**Work to complete:**
Extract each line of the data below exactly as written.

**Records:**
-=-=-=-=-

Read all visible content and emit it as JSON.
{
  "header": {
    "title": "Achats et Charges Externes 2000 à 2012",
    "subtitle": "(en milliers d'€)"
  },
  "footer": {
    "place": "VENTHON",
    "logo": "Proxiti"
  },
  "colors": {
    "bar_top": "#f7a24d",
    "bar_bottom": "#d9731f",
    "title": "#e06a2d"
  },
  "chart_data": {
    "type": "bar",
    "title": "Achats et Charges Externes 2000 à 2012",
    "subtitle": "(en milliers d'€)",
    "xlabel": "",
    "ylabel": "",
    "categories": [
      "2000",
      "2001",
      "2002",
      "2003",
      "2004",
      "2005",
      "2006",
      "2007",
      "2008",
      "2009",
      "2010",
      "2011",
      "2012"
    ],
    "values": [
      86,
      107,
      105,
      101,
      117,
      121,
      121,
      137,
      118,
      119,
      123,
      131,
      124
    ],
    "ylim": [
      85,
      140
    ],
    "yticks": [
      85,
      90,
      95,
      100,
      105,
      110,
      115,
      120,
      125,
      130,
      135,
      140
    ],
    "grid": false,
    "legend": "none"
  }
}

-=-=-=-=-

**Task output:**
Read all visible content and emit it as JSON.
{
  "header": {
    "title": "Achats et Charges Externes 2000 à 2012",
    "subtitle": "(en milliers d'€)"
  },
  "footer": {
    "place": "VENTHON",
    "logo": "Proxiti"
  },
  "colors": {
    "bar_top": "#f7a24d",
    "bar_bottom": "#d9731f",
    "title": "#e06a2d"
  },
  "chart_data": {
    "type": "bar",
    "title": "Achats et Charges Externes 2000 à 2012",
    "subtitle": "(en milliers d'€)",
    "xlabel": "",
    "ylabel": "",
    "categories": [
      "2000",
      "2001",
      "2002",
      "2003",
      "2004",
      "2005",
      "2006",
      "2007",
      "2008",
      "2009",
      "2010",
      "2011",
      "2012"
    ],
    "values": [
      86,
      107,
      105,
      101,
      117,
      121,
      121,
      137,
      118,
      119,
      123,
      131,
      124
    ],
    "ylim": [
      85,
      140
    ],
    "yticks": [
      85,
      90,
      95,
      100,
      105,
      110,
      115,
      120,
      125,
      130,
      135,
      140
    ],
    "grid": false,
    "legend": "none"
  }
}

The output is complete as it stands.